— BEGIN —

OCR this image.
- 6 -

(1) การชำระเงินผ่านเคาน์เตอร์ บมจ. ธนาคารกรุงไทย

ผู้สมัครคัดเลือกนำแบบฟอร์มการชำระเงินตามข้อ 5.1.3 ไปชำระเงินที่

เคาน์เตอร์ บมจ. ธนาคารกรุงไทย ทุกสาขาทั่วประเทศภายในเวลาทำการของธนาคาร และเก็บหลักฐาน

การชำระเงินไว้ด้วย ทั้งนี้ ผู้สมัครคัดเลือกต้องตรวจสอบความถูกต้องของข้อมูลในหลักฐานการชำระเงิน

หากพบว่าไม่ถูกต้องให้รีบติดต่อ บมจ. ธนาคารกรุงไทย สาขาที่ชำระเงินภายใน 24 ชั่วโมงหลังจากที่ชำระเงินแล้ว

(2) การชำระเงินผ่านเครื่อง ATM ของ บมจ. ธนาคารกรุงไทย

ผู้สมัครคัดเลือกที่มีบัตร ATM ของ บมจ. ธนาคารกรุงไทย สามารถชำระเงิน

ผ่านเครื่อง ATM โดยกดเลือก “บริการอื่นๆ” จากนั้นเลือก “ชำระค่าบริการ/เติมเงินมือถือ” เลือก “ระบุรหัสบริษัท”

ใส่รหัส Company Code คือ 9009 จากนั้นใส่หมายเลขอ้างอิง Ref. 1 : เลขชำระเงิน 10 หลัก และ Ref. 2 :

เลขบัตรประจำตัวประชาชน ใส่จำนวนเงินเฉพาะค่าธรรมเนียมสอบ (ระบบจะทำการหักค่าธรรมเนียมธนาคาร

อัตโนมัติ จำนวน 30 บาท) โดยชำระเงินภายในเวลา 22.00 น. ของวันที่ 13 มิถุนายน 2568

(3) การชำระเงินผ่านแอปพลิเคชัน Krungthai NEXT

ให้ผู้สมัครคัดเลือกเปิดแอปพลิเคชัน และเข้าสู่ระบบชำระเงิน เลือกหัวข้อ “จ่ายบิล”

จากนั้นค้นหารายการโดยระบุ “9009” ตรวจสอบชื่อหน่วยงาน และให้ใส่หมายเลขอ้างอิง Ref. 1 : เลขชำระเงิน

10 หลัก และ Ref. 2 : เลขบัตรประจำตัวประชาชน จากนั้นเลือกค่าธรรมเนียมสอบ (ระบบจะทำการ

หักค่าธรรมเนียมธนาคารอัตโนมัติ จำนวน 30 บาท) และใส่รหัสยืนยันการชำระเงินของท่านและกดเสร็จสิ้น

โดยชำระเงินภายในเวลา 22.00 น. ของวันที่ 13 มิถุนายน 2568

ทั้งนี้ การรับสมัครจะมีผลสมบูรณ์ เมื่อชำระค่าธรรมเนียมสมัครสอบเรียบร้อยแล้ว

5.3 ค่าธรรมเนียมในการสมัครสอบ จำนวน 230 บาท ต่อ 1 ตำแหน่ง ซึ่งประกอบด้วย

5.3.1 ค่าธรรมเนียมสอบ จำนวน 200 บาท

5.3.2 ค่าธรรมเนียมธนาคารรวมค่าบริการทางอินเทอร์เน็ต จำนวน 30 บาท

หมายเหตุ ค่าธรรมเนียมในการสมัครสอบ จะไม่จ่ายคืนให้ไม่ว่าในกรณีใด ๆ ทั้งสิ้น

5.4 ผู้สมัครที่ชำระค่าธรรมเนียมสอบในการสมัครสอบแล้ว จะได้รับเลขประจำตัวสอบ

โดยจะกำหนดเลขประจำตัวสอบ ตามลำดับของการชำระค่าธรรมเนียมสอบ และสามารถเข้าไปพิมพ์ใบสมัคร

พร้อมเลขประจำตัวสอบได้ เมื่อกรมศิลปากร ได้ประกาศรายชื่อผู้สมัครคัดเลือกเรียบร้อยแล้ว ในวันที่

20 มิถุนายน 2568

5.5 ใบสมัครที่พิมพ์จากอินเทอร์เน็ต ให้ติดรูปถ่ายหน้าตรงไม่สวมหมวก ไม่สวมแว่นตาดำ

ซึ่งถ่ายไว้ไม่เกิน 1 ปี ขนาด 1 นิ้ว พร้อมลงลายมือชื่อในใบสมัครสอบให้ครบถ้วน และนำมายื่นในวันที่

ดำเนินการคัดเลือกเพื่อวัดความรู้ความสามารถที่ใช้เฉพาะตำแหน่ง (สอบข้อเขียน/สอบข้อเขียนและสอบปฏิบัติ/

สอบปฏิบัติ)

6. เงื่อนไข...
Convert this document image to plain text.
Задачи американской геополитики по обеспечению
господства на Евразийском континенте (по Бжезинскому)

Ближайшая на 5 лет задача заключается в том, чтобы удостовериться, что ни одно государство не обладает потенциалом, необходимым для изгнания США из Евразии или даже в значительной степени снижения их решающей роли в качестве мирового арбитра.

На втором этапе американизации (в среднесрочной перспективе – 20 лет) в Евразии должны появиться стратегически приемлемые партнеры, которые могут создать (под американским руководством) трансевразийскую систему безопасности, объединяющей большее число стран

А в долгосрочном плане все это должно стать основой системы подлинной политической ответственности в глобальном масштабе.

— END —

* DESCRIPTION OF THE TASK:
Extract the full listing above without alteration.

* SOLUTION FOR THIS EXERCISE:
OCR this image.
- 6 -

(1) การชำระเงินผ่านเคาน์เตอร์ บมจ. ธนาคารกรุงไทย

ผู้สมัครคัดเลือกนำแบบฟอร์มการชำระเงินตามข้อ 5.1.3 ไปชำระเงินที่

เคาน์เตอร์ บมจ. ธนาคารกรุงไทย ทุกสาขาทั่วประเทศภายในเวลาทำการของธนาคาร และเก็บหลักฐาน

การชำระเงินไว้ด้วย ทั้งนี้ ผู้สมัครคัดเลือกต้องตรวจสอบความถูกต้องของข้อมูลในหลักฐานการชำระเงิน

หากพบว่าไม่ถูกต้องให้รีบติดต่อ บมจ. ธนาคารกรุงไทย สาขาที่ชำระเงินภายใน 24 ชั่วโมงหลังจากที่ชำระเงินแล้ว

(2) การชำระเงินผ่านเครื่อง ATM ของ บมจ. ธนาคารกรุงไทย

ผู้สมัครคัดเลือกที่มีบัตร ATM ของ บมจ. ธนาคารกรุงไทย สามารถชำระเงิน

ผ่านเครื่อง ATM โดยกดเลือก “บริการอื่นๆ” จากนั้นเลือก “ชำระค่าบริการ/เติมเงินมือถือ” เลือก “ระบุรหัสบริษัท”

ใส่รหัส Company Code คือ 9009 จากนั้นใส่หมายเลขอ้างอิง Ref. 1 : เลขชำระเงิน 10 หลัก และ Ref. 2 :

เลขบัตรประจำตัวประชาชน ใส่จำนวนเงินเฉพาะค่าธรรมเนียมสอบ (ระบบจะทำการหักค่าธรรมเนียมธนาคาร

อัตโนมัติ จำนวน 30 บาท) โดยชำระเงินภายในเวลา 22.00 น. ของวันที่ 13 มิถุนายน 2568

(3) การชำระเงินผ่านแอปพลิเคชัน Krungthai NEXT

ให้ผู้สมัครคัดเลือกเปิดแอปพลิเคชัน และเข้าสู่ระบบชำระเงิน เลือกหัวข้อ “จ่ายบิล”

จากนั้นค้นหารายการโดยระบุ “9009” ตรวจสอบชื่อหน่วยงาน และให้ใส่หมายเลขอ้างอิง Ref. 1 : เลขชำระเงิน

10 หลัก และ Ref. 2 : เลขบัตรประจำตัวประชาชน จากนั้นเลือกค่าธรรมเนียมสอบ (ระบบจะทำการ

หักค่าธรรมเนียมธนาคารอัตโนมัติ จำนวน 30 บาท) และใส่รหัสยืนยันการชำระเงินของท่านและกดเสร็จสิ้น

โดยชำระเงินภายในเวลา 22.00 น. ของวันที่ 13 มิถุนายน 2568

ทั้งนี้ การรับสมัครจะมีผลสมบูรณ์ เมื่อชำระค่าธรรมเนียมสมัครสอบเรียบร้อยแล้ว

5.3 ค่าธรรมเนียมในการสมัครสอบ จำนวน 230 บาท ต่อ 1 ตำแหน่ง ซึ่งประกอบด้วย

5.3.1 ค่าธรรมเนียมสอบ จำนวน 200 บาท

5.3.2 ค่าธรรมเนียมธนาคารรวมค่าบริการทางอินเทอร์เน็ต จำนวน 30 บาท

หมายเหตุ ค่าธรรมเนียมในการสมัครสอบ จะไม่จ่ายคืนให้ไม่ว่าในกรณีใด ๆ ทั้งสิ้น

5.4 ผู้สมัครที่ชำระค่าธรรมเนียมสอบในการสมัครสอบแล้ว จะได้รับเลขประจำตัวสอบ

โดยจะกำหนดเลขประจำตัวสอบ ตามลำดับของการชำระค่าธรรมเนียมสอบ และสามารถเข้าไปพิมพ์ใบสมัคร

พร้อมเลขประจำตัวสอบได้ เมื่อกรมศิลปากร ได้ประกาศรายชื่อผู้สมัครคัดเลือกเรียบร้อยแล้ว ในวันที่

20 มิถุนายน 2568

5.5 ใบสมัครที่พิมพ์จากอินเทอร์เน็ต ให้ติดรูปถ่ายหน้าตรงไม่สวมหมวก ไม่สวมแว่นตาดำ

ซึ่งถ่ายไว้ไม่เกิน 1 ปี ขนาด 1 นิ้ว พร้อมลงลายมือชื่อในใบสมัครสอบให้ครบถ้วน และนำมายื่นในวันที่

ดำเนินการคัดเลือกเพื่อวัดความรู้ความสามารถที่ใช้เฉพาะตำแหน่ง (สอบข้อเขียน/สอบข้อเขียนและสอบปฏิบัติ/

สอบปฏิบัติ)

6. เงื่อนไข...
Convert this document image to plain text.
Задачи американской геополитики по обеспечению
господства на Евразийском континенте (по Бжезинскому)

Ближайшая на 5 лет задача заключается в том, чтобы удостовериться, что ни одно государство не обладает потенциалом, необходимым для изгнания США из Евразии или даже в значительной степени снижения их решающей роли в качестве мирового арбитра.

На втором этапе американизации (в среднесрочной перспективе – 20 лет) в Евразии должны появиться стратегически приемлемые партнеры, которые могут создать (под американским руководством) трансевразийскую систему безопасности, объединяющей большее число стран

А в долгосрочном плане все это должно стать основой системы подлинной политической ответственности в глобальном масштабе.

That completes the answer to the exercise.